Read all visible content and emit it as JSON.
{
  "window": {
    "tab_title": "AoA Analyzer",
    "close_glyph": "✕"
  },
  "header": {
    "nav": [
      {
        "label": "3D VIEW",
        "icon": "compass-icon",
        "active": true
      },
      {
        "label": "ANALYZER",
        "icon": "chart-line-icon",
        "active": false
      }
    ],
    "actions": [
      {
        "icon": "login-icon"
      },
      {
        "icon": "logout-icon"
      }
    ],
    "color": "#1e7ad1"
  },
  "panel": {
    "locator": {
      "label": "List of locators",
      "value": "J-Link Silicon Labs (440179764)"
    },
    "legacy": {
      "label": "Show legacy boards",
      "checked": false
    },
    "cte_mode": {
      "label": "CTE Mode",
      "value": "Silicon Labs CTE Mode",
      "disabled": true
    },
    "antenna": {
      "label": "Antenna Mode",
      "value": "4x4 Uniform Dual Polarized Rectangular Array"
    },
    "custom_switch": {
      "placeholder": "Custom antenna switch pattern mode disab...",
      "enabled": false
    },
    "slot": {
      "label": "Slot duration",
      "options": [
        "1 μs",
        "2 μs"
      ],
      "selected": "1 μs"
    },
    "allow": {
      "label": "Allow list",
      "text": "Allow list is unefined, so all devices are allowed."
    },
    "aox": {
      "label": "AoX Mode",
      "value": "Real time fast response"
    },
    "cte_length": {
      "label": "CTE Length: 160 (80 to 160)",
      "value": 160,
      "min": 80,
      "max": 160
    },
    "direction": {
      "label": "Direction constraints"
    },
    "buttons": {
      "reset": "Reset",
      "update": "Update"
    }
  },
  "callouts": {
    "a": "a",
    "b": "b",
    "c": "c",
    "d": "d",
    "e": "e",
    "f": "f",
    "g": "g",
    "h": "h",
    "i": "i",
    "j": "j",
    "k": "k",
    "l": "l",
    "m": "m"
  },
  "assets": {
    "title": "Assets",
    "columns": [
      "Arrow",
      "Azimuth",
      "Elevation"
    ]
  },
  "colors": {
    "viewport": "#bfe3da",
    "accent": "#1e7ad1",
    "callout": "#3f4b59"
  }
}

◇ ◇ ◇ ◇ ◇ ◇ ◇

REQUIRED WORK - From the listing above, extract all records word for word.

SOLVED EXERCISE -
Read all visible content and emit it as JSON.
{
  "window": {
    "tab_title": "AoA Analyzer",
    "close_glyph": "✕"
  },
  "header": {
    "nav": [
      {
        "label": "3D VIEW",
        "icon": "compass-icon",
        "active": true
      },
      {
        "label": "ANALYZER",
        "icon": "chart-line-icon",
        "active": false
      }
    ],
    "actions": [
      {
        "icon": "login-icon"
      },
      {
        "icon": "logout-icon"
      }
    ],
    "color": "#1e7ad1"
  },
  "panel": {
    "locator": {
      "label": "List of locators",
      "value": "J-Link Silicon Labs (440179764)"
    },
    "legacy": {
      "label": "Show legacy boards",
      "checked": false
    },
    "cte_mode": {
      "label": "CTE Mode",
      "value": "Silicon Labs CTE Mode",
      "disabled": true
    },
    "antenna": {
      "label": "Antenna Mode",
      "value": "4x4 Uniform Dual Polarized Rectangular Array"
    },
    "custom_switch": {
      "placeholder": "Custom antenna switch pattern mode disab...",
      "enabled": false
    },
    "slot": {
      "label": "Slot duration",
      "options": [
        "1 μs",
        "2 μs"
      ],
      "selected": "1 μs"
    },
    "allow": {
      "label": "Allow list",
      "text": "Allow list is unefined, so all devices are allowed."
    },
    "aox": {
      "label": "AoX Mode",
      "value": "Real time fast response"
    },
    "cte_length": {
      "label": "CTE Length: 160 (80 to 160)",
      "value": 160,
      "min": 80,
      "max": 160
    },
    "direction": {
      "label": "Direction constraints"
    },
    "buttons": {
      "reset": "Reset",
      "update": "Update"
    }
  },
  "callouts": {
    "a": "a",
    "b": "b",
    "c": "c",
    "d": "d",
    "e": "e",
    "f": "f",
    "g": "g",
    "h": "h",
    "i": "i",
    "j": "j",
    "k": "k",
    "l": "l",
    "m": "m"
  },
  "assets": {
    "title": "Assets",
    "columns": [
      "Arrow",
      "Azimuth",
      "Elevation"
    ]
  },
  "colors": {
    "viewport": "#bfe3da",
    "accent": "#1e7ad1",
    "callout": "#3f4b59"
  }
}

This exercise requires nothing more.